Record list -
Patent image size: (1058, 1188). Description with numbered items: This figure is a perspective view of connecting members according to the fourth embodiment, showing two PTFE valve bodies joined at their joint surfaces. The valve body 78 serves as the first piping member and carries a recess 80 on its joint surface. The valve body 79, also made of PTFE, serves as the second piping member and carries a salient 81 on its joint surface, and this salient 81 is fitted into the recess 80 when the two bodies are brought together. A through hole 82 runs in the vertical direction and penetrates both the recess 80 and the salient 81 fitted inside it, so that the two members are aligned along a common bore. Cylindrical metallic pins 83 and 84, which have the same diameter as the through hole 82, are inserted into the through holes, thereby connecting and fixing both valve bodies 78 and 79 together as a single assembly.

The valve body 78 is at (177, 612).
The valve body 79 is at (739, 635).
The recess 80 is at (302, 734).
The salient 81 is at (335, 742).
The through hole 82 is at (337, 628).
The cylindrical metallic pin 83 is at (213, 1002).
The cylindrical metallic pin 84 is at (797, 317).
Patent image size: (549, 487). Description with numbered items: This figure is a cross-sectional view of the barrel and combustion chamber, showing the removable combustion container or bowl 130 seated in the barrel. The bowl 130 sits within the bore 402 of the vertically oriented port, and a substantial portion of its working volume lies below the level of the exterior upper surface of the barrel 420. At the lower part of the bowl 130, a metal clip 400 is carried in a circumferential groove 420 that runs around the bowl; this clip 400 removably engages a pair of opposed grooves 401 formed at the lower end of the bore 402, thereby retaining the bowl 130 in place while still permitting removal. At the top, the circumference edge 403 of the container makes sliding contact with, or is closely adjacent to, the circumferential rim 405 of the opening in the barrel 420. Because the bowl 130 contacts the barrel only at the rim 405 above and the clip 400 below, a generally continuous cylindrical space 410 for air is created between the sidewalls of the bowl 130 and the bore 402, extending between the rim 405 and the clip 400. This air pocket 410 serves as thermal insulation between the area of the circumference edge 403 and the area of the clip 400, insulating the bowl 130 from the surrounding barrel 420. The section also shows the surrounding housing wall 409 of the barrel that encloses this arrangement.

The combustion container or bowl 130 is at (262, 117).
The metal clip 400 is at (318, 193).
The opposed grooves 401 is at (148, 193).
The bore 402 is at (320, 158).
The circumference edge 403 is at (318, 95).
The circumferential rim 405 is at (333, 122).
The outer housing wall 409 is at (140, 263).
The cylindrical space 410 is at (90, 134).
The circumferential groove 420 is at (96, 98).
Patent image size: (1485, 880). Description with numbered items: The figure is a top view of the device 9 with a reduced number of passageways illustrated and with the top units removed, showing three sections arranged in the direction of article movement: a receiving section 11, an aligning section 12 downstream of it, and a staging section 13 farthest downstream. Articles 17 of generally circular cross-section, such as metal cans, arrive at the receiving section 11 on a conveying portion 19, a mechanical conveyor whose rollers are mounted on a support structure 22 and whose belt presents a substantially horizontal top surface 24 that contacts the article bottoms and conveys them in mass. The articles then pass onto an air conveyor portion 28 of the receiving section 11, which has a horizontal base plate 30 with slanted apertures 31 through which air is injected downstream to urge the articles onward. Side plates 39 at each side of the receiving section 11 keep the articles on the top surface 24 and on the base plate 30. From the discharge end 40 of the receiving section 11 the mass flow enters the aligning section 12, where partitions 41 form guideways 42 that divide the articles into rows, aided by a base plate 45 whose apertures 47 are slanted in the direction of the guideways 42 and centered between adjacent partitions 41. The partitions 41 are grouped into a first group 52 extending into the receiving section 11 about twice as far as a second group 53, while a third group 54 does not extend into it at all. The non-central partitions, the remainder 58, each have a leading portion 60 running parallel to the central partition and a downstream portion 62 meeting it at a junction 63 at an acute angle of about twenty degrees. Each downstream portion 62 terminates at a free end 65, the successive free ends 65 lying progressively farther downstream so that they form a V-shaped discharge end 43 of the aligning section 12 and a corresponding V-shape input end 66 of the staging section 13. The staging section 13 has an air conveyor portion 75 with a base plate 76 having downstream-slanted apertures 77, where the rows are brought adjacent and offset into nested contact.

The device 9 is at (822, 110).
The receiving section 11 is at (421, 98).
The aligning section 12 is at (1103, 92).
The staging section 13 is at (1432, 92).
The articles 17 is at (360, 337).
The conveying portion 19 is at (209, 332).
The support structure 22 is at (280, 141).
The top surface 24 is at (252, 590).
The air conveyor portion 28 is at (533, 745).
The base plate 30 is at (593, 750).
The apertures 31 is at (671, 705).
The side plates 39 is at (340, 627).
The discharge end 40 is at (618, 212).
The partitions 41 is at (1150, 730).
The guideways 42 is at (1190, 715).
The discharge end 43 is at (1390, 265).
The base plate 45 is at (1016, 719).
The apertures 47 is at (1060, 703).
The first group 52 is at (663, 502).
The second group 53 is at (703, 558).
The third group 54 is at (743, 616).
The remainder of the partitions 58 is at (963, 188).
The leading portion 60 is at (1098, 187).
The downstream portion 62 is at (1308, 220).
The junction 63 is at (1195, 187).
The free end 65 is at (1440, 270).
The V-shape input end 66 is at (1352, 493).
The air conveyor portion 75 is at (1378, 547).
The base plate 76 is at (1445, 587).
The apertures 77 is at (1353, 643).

Set exercise -
Reproduce the records verbatim from their first line through the line containing "The cylindrical metallic pin 84", including both of those lines.

Finished task -
Patent image size: (1058, 1188). Description with numbered items: This figure is a perspective view of connecting members according to the fourth embodiment, showing two PTFE valve bodies joined at their joint surfaces. The valve body 78 serves as the first piping member and carries a recess 80 on its joint surface. The valve body 79, also made of PTFE, serves as the second piping member and carries a salient 81 on its joint surface, and this salient 81 is fitted into the recess 80 when the two bodies are brought together. A through hole 82 runs in the vertical direction and penetrates both the recess 80 and the salient 81 fitted inside it, so that the two members are aligned along a common bore. Cylindrical metallic pins 83 and 84, which have the same diameter as the through hole 82, are inserted into the through holes, thereby connecting and fixing both valve bodies 78 and 79 together as a single assembly.

The valve body 78 is at (177, 612).
The valve body 79 is at (739, 635).
The recess 80 is at (302, 734).
The salient 81 is at (335, 742).
The through hole 82 is at (337, 628).
The cylindrical metallic pin 83 is at (213, 1002).
The cylindrical metallic pin 84 is at (797, 317).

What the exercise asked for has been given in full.